» Requirement: Make an exact copy of all the entries, but do not reproduce the pictures.

» Extracted records:
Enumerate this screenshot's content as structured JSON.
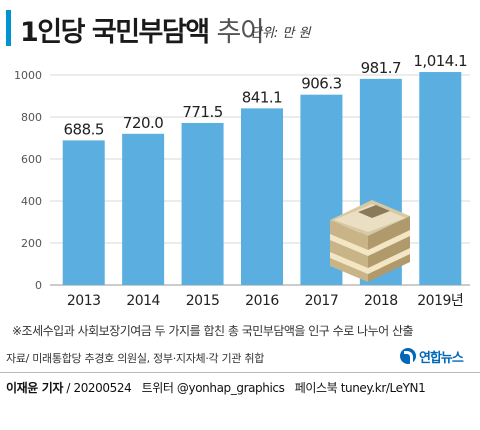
{
  "header": {
    "title": "1인당 국민부담액",
    "title_suffix": "추이",
    "unit": "단위: 만 원"
  },
  "chart_data": {
    "type": "bar",
    "categories": [
      "2013",
      "2014",
      "2015",
      "2016",
      "2017",
      "2018",
      "2019년"
    ],
    "values": [
      688.5,
      720.0,
      771.5,
      841.1,
      906.3,
      981.7,
      1014.1
    ],
    "value_labels": [
      "688.5",
      "720.0",
      "771.5",
      "841.1",
      "906.3",
      "981.7",
      "1,014.1"
    ],
    "yticks": [
      "0",
      "200",
      "400",
      "600",
      "800",
      "1000"
    ],
    "ylim": [
      0,
      1000
    ],
    "grid": true,
    "bar_color": "#5aaee0"
  },
  "note": "※조세수입과 사회보장기여금 두 가지를 합친 총 국민부담액을 인구 수로 나누어 산출",
  "source": "자료/ 미래통합당 추경호 의원실, 정부·지자체·각 기관 취합",
  "logo": "연합뉴스",
  "footer": {
    "author": "이재윤 기자",
    "date": "/ 20200524",
    "twitter": "트위터 @yonhap_graphics",
    "facebook": "페이스북 tuney.kr/LeYN1"
  }
}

» Output of the task:
Enumerate this screenshot's content as structured JSON.
{
  "header": {
    "title": "1인당 국민부담액",
    "title_suffix": "추이",
    "unit": "단위: 만 원"
  },
  "chart_data": {
    "type": "bar",
    "categories": [
      "2013",
      "2014",
      "2015",
      "2016",
      "2017",
      "2018",
      "2019년"
    ],
    "values": [
      688.5,
      720.0,
      771.5,
      841.1,
      906.3,
      981.7,
      1014.1
    ],
    "value_labels": [
      "688.5",
      "720.0",
      "771.5",
      "841.1",
      "906.3",
      "981.7",
      "1,014.1"
    ],
    "yticks": [
      "0",
      "200",
      "400",
      "600",
      "800",
      "1000"
    ],
    "ylim": [
      0,
      1000
    ],
    "grid": true,
    "bar_color": "#5aaee0"
  },
  "note": "※조세수입과 사회보장기여금 두 가지를 합친 총 국민부담액을 인구 수로 나누어 산출",
  "source": "자료/ 미래통합당 추경호 의원실, 정부·지자체·각 기관 취합",
  "logo": "연합뉴스",
  "footer": {
    "author": "이재윤 기자",
    "date": "/ 20200524",
    "twitter": "트위터 @yonhap_graphics",
    "facebook": "페이스북 tuney.kr/LeYN1"
  }
}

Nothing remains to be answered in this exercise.